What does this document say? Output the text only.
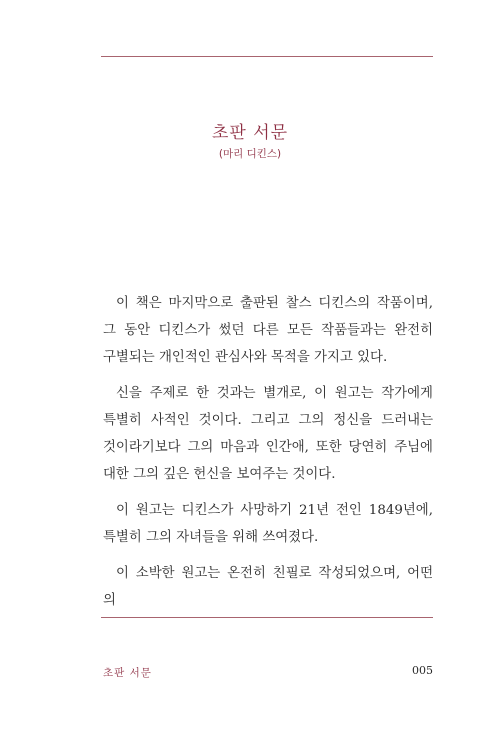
초판 서문
(마리 디킨스)

이 책은 마지막으로 출판된 찰스 디킨스의 작품이며, 그 동안 디킨스가 썼던 다른 모든 작품들과는 완전히 구별되는 개인적인 관심사와 목적을 가지고 있다.

신을 주제로 한 것과는 별개로, 이 원고는 작가에게 특별히 사적인 것이다. 그리고 그의 정신을 드러내는 것이라기보다 그의 마음과 인간애, 또한 당연히 주님에 대한 그의 깊은 헌신을 보여주는 것이다.

이 원고는 디킨스가 사망하기 21년 전인 1849년에, 특별히 그의 자녀들을 위해 쓰여졌다.

이 소박한 원고는 온전히 친필로 작성되었으며, 어떤 의

초판 서문	005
+===+
## WRITTEN PROBLEM
Which lines hold the word "디킨스가"? Show each one.

## ANSWER FOR THE TASK
이 책은 마지막으로 출판된 찰스 디킨스의 작품이며, 그 동안 디킨스가 썼던 다른 모든 작품들과는 완전히 구별되는 개인적인 관심사와 목적을 가지고 있다.
이 원고는 디킨스가 사망하기 21년 전인 1849년에, 특별히 그의 자녀들을 위해 쓰여졌다.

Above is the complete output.